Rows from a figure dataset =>
• • • • • • •
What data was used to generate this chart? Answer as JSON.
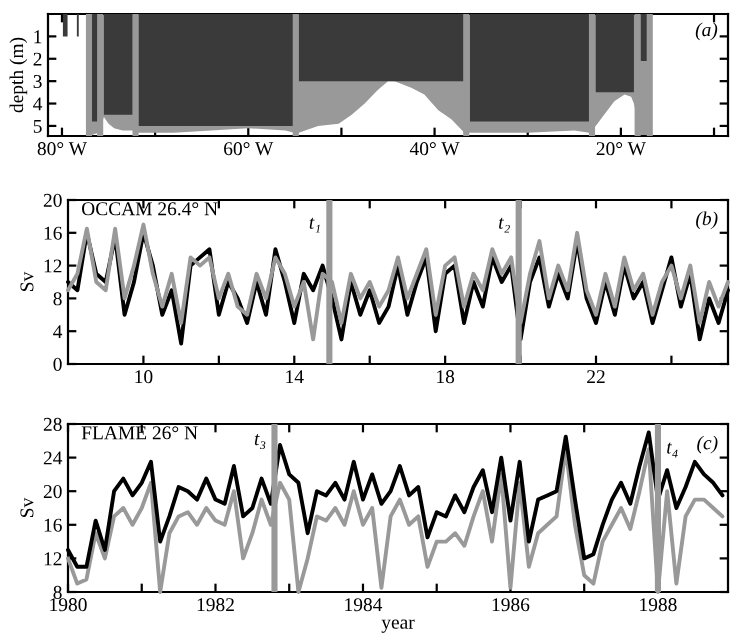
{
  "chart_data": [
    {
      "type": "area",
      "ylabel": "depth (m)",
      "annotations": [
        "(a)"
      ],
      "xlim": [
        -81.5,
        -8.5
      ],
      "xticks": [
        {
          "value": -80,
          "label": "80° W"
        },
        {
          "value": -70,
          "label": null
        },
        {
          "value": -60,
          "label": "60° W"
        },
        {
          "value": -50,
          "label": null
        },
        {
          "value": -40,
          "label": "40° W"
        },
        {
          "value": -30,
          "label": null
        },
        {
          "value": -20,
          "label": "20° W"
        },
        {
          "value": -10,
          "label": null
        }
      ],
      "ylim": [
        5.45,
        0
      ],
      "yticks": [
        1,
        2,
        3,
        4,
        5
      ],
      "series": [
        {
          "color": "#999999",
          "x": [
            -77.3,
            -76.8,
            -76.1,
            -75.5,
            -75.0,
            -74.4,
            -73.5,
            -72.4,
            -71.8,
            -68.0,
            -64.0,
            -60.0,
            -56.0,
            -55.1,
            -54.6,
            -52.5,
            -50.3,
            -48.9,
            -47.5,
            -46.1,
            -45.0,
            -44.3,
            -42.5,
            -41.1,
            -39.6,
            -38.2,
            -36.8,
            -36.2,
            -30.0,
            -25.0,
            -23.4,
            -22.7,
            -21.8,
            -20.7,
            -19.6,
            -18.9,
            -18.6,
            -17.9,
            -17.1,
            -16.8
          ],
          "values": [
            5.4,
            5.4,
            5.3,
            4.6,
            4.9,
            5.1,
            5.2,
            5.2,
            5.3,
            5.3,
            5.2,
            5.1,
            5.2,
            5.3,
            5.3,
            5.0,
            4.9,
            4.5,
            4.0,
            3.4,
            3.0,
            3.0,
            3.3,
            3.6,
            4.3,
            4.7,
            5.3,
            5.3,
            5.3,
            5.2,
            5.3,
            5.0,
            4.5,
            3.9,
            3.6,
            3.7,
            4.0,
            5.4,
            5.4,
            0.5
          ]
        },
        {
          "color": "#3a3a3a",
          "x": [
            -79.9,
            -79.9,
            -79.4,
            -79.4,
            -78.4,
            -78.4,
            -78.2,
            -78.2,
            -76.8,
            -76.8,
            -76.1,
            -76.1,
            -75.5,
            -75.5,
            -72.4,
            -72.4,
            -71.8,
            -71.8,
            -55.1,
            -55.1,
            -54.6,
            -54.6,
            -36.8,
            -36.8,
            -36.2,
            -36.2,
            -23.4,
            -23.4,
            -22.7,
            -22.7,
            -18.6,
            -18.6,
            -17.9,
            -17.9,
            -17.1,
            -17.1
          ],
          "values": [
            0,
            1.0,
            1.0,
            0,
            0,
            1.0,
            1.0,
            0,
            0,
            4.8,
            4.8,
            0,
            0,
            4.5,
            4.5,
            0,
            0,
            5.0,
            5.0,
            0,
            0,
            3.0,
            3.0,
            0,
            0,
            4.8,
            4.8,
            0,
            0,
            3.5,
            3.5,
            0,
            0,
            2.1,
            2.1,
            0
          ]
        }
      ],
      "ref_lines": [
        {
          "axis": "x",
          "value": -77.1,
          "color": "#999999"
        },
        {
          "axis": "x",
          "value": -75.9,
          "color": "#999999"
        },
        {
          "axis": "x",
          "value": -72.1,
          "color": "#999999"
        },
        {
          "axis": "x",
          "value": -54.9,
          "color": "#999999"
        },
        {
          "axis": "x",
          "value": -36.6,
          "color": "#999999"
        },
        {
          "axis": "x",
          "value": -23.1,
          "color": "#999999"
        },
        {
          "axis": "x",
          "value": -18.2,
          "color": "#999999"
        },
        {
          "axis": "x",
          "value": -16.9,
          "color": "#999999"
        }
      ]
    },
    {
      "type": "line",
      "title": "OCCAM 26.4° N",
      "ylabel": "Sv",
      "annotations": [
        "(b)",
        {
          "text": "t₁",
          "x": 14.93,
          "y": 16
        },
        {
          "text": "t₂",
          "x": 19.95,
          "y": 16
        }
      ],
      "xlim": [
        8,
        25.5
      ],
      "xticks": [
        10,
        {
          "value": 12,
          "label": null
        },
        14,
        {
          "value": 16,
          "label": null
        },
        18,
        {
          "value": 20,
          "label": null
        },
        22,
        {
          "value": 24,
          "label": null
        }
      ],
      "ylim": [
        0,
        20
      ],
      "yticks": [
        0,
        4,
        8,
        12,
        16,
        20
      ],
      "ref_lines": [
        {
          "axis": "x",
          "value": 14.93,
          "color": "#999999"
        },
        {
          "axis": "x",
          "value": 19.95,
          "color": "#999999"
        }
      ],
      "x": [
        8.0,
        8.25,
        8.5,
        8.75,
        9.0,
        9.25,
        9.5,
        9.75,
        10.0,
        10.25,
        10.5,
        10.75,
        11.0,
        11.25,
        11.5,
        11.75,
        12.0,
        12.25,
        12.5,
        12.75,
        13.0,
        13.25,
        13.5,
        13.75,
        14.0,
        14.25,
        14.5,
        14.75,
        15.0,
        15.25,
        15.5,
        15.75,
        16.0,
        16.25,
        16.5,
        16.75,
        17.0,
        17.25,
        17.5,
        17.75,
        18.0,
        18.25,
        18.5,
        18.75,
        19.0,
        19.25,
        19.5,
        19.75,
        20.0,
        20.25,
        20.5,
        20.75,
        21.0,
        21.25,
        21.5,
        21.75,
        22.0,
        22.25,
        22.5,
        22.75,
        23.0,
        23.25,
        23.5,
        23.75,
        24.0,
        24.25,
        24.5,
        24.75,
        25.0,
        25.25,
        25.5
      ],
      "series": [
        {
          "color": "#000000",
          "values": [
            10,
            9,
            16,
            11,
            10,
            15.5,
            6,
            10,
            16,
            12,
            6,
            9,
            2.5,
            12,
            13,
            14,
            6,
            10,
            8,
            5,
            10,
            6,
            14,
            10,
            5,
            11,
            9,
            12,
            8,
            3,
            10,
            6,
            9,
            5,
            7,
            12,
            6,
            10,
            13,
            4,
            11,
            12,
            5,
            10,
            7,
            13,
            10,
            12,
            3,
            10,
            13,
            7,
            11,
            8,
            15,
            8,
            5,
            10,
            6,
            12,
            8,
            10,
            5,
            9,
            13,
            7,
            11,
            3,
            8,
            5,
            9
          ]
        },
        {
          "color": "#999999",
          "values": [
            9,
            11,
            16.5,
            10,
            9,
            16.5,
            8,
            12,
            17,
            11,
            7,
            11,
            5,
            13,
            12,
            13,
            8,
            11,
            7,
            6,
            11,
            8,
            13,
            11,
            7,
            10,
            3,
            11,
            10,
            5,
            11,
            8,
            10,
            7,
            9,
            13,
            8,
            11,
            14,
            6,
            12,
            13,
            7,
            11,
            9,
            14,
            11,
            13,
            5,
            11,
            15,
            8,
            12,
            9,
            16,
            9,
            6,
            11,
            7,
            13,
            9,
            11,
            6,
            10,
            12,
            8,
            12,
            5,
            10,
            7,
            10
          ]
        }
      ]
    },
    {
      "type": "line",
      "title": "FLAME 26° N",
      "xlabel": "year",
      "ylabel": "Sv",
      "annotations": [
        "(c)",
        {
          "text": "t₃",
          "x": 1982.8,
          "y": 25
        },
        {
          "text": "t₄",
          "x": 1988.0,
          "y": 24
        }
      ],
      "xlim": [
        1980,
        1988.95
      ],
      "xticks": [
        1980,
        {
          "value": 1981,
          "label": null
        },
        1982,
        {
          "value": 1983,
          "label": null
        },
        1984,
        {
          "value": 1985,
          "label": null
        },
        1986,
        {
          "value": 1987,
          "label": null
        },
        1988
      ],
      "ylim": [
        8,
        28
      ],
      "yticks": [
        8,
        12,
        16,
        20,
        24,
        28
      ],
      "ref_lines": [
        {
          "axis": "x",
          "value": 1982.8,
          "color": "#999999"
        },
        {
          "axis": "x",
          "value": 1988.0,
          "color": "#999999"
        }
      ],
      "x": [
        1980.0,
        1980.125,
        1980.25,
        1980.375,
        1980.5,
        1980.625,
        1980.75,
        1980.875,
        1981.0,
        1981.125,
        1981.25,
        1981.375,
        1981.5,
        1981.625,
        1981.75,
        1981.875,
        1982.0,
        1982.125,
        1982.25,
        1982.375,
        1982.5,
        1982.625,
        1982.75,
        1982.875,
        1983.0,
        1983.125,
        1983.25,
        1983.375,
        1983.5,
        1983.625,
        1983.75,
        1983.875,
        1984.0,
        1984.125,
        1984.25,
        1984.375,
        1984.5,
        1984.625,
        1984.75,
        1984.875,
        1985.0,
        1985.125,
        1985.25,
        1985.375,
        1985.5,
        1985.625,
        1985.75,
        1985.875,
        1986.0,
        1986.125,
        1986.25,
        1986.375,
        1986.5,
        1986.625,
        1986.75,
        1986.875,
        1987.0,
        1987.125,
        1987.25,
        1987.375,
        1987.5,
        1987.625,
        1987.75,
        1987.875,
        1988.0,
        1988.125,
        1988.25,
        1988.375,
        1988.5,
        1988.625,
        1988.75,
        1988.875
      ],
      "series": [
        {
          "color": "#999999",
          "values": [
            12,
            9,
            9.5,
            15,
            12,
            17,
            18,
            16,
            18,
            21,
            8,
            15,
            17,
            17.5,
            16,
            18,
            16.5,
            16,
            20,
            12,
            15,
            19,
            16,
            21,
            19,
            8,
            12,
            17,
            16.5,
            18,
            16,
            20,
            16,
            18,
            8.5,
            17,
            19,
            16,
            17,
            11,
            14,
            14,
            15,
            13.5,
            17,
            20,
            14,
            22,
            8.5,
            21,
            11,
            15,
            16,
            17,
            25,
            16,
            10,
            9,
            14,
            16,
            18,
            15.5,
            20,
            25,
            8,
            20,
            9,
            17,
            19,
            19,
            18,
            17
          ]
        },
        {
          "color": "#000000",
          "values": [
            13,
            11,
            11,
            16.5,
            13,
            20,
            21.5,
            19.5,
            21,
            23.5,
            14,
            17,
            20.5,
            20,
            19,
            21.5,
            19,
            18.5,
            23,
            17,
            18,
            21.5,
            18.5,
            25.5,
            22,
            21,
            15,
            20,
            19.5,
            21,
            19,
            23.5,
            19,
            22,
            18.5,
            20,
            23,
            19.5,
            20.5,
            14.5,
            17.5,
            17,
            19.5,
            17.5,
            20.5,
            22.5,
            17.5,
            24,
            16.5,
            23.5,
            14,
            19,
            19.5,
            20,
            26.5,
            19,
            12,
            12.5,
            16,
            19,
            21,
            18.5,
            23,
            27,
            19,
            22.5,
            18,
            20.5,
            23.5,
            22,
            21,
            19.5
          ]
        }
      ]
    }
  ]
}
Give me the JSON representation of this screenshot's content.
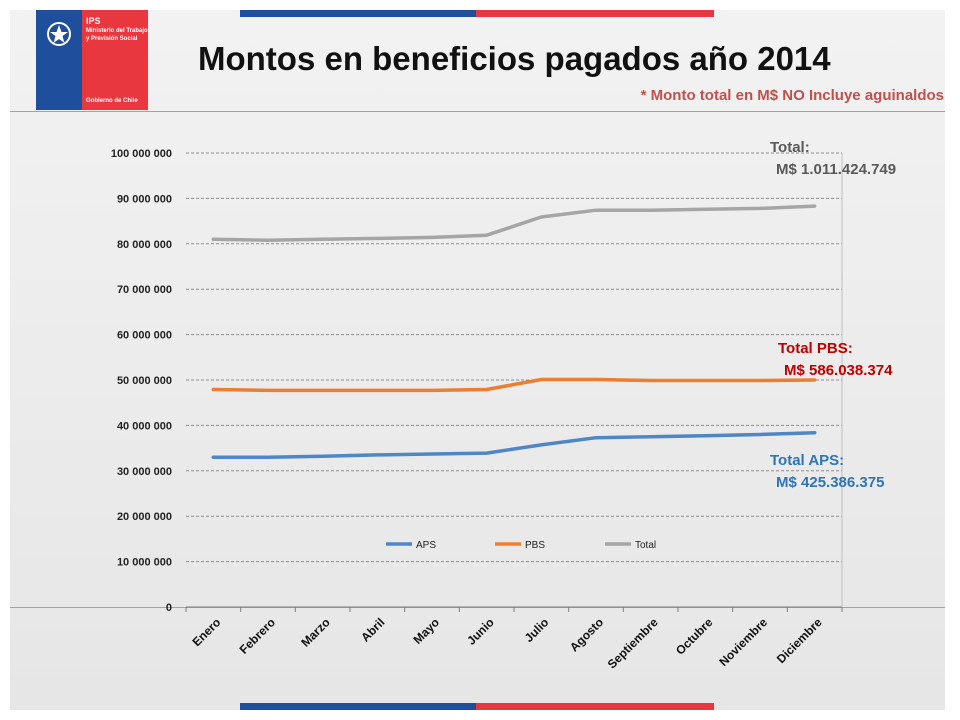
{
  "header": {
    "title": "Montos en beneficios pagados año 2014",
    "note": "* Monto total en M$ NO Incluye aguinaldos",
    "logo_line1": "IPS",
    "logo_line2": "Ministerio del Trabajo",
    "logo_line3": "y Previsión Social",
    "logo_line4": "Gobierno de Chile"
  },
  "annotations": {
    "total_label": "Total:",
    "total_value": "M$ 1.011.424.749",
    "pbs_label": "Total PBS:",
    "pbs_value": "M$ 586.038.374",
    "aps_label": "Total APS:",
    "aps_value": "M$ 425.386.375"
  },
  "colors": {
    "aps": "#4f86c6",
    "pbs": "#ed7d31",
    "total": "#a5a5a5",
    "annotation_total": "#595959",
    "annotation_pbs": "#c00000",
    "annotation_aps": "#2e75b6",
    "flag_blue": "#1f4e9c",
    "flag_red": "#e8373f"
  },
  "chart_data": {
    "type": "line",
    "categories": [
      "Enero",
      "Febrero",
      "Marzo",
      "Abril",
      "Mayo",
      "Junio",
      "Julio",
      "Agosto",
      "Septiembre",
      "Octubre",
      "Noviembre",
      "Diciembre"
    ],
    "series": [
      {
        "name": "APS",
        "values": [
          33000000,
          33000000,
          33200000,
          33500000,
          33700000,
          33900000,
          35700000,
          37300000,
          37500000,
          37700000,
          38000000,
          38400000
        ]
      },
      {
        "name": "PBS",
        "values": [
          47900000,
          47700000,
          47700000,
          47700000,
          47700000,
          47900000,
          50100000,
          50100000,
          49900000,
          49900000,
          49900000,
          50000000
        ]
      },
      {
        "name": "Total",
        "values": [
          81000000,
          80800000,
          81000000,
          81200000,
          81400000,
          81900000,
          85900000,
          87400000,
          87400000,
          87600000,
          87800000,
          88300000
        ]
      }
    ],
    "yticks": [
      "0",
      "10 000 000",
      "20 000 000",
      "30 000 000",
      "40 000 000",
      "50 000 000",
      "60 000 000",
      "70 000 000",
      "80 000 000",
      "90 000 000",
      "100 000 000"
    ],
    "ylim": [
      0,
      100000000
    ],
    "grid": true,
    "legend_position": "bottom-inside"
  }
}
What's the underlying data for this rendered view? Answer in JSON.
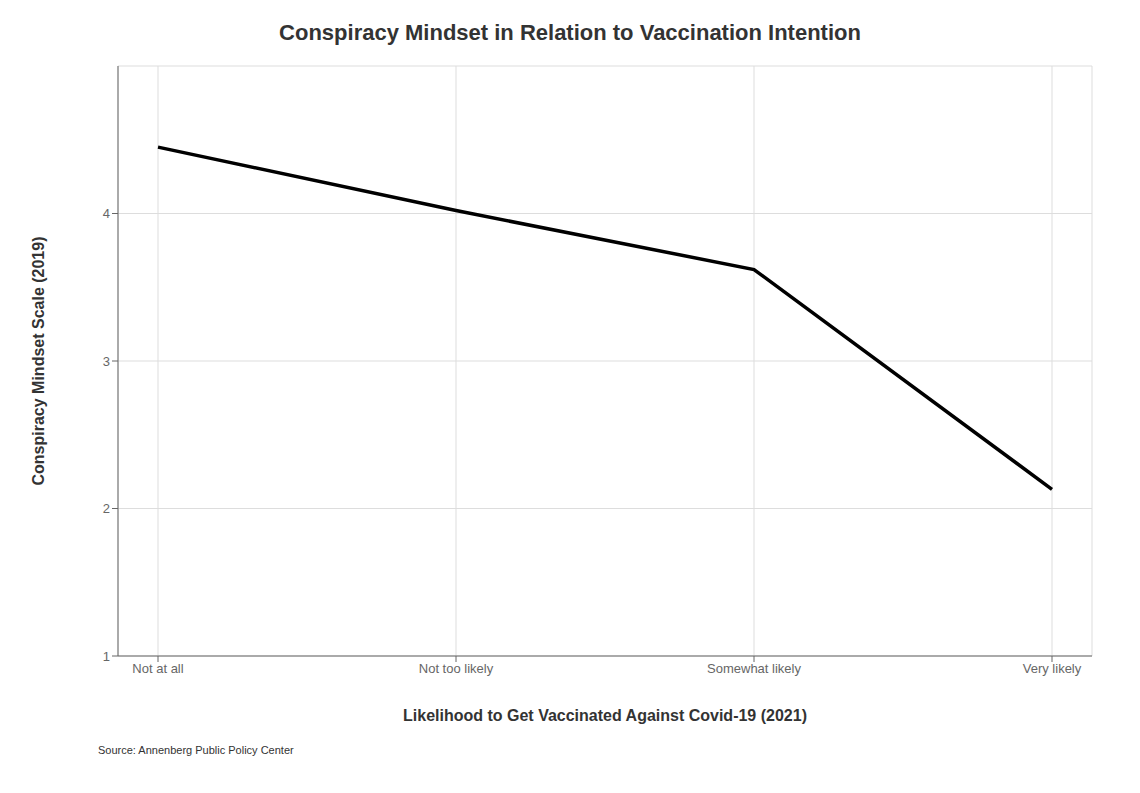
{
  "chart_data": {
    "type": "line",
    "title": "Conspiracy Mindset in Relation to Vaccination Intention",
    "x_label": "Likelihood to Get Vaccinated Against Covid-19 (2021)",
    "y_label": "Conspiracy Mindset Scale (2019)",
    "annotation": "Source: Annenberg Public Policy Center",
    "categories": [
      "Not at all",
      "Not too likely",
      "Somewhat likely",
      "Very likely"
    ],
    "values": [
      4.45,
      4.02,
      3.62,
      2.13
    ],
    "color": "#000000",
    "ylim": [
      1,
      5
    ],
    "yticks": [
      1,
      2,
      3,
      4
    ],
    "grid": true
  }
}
• • • • • • •
What the exercise asks => Looking at the records above, extract only the lines from the one with "What's the underlying" through the last line, exactly, with the pictures left out.

Result of this task =>
What's the underlying data for this rendered view? Answer in JSON.
{
  "chart_data": {
    "type": "line",
    "title": "Conspiracy Mindset in Relation to Vaccination Intention",
    "x_label": "Likelihood to Get Vaccinated Against Covid-19 (2021)",
    "y_label": "Conspiracy Mindset Scale (2019)",
    "annotation": "Source: Annenberg Public Policy Center",
    "categories": [
      "Not at all",
      "Not too likely",
      "Somewhat likely",
      "Very likely"
    ],
    "values": [
      4.45,
      4.02,
      3.62,
      2.13
    ],
    "color": "#000000",
    "ylim": [
      1,
      5
    ],
    "yticks": [
      1,
      2,
      3,
      4
    ],
    "grid": true
  }
}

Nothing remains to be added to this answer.